Find every line in the records that holds the string "аппарат". Copy each one.

** begin Given information **

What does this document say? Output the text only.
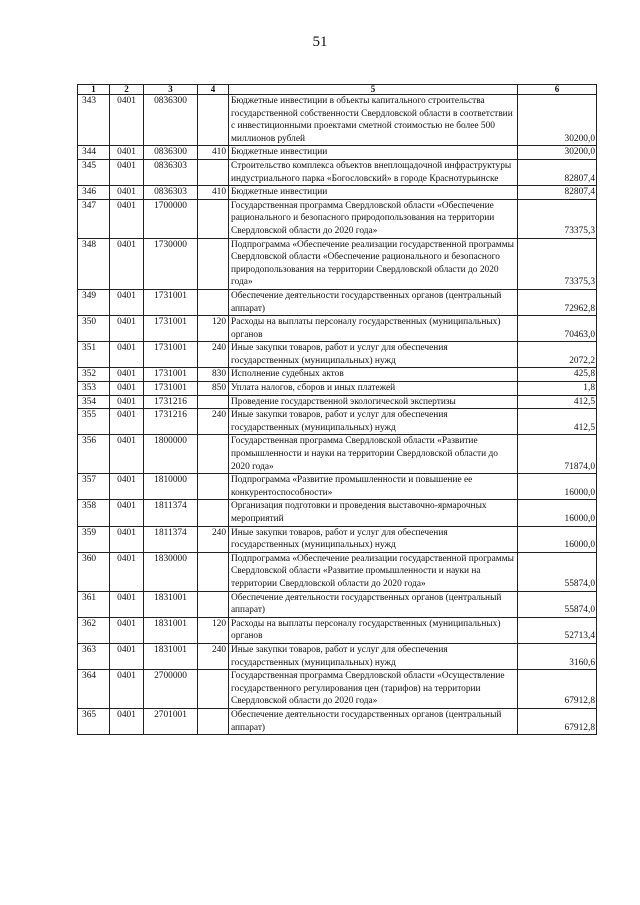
51
1	2	3	4	5	6
343	0401	0836300		Бюджетные инвестиции в объекты капитального строительства государственной собственности Свердловской области в соответствии с инвестиционными проектами сметной стоимостью не более 500 миллионов рублей	30200,0
344	0401	0836300	410	Бюджетные инвестиции	30200,0
345	0401	0836303		Строительство комплекса объектов внеплощадочной инфраструктуры индустриального парка «Богословский» в городе Краснотурьинске	82807,4
346	0401	0836303	410	Бюджетные инвестиции	82807,4
347	0401	1700000		Государственная программа Свердловской области «Обеспечение рационального и безопасного природопользования на территории Свердловской области до 2020 года»	73375,3
348	0401	1730000		Подпрограмма «Обеспечение реализации государственной программы Свердловской области «Обеспечение рационального и безопасного природопользования на территории Свердловской области до 2020 года»	73375,3
349	0401	1731001		Обеспечение деятельности государственных органов (центральный аппарат)	72962,8
350	0401	1731001	120	Расходы на выплаты персоналу государственных (муниципальных) органов	70463,0
351	0401	1731001	240	Иные закупки товаров, работ и услуг для обеспечения государственных (муниципальных) нужд	2072,2
352	0401	1731001	830	Исполнение судебных актов	425,8
353	0401	1731001	850	Уплата налогов, сборов и иных платежей	1,8
354	0401	1731216		Проведение государственной экологической экспертизы	412,5
355	0401	1731216	240	Иные закупки товаров, работ и услуг для обеспечения государственных (муниципальных) нужд	412,5
356	0401	1800000		Государственная программа Свердловской области «Развитие промышленности и науки на территории Свердловской области до 2020 года»	71874,0
357	0401	1810000		Подпрограмма «Развитие промышленности и повышение ее конкурентоспособности»	16000,0
358	0401	1811374		Организация подготовки и проведения выставочно-ярмарочных мероприятий	16000,0
359	0401	1811374	240	Иные закупки товаров, работ и услуг для обеспечения государственных (муниципальных) нужд	16000,0
360	0401	1830000		Подпрограмма «Обеспечение реализации государственной программы Свердловской области «Развитие промышленности и науки на территории Свердловской области до 2020 года»	55874,0
361	0401	1831001		Обеспечение деятельности государственных органов (центральный аппарат)	55874,0
362	0401	1831001	120	Расходы на выплаты персоналу государственных (муниципальных) органов	52713,4
363	0401	1831001	240	Иные закупки товаров, работ и услуг для обеспечения государственных (муниципальных) нужд	3160,6
364	0401	2700000		Государственная программа Свердловской области «Осуществление государственного регулирования цен (тарифов) на территории Свердловской области до 2020 года»	67912,8
365	0401	2701001		Обеспечение деятельности государственных органов (центральный аппарат)	67912,8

** end Given information **

* The answer *
349	0401	1731001		Обеспечение деятельности государственных органов (центральный аппарат)	72962,8
361	0401	1831001		Обеспечение деятельности государственных органов (центральный аппарат)	55874,0
365	0401	2701001		Обеспечение деятельности государственных органов (центральный аппарат)	67912,8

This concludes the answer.